--- Exercise objective ---
State how many lines of the entries hold the string "text". Reply with the number alone.
─── Input data
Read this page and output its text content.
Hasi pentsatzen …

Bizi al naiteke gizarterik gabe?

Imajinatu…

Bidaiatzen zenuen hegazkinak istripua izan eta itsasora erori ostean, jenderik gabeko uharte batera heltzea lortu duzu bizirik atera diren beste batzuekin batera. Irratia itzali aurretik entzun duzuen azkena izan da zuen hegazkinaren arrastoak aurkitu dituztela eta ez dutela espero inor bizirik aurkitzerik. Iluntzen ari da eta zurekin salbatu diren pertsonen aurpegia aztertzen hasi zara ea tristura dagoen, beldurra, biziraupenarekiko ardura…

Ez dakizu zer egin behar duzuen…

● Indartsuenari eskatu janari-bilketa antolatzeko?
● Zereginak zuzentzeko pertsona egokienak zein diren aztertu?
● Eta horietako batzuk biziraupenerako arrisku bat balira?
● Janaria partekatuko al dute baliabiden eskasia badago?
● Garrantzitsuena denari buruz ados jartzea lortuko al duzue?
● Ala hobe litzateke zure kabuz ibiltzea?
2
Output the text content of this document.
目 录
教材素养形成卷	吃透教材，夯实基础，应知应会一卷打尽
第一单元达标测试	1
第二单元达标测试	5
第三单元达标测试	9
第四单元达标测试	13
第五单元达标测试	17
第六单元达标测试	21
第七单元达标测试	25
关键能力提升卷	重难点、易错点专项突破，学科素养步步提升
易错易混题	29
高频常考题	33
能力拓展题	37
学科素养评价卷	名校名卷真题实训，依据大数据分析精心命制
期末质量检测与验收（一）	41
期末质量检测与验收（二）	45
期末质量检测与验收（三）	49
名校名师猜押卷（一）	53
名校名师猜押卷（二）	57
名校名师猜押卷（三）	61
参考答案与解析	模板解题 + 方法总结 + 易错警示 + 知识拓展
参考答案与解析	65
──────
--- Solved problem ---
2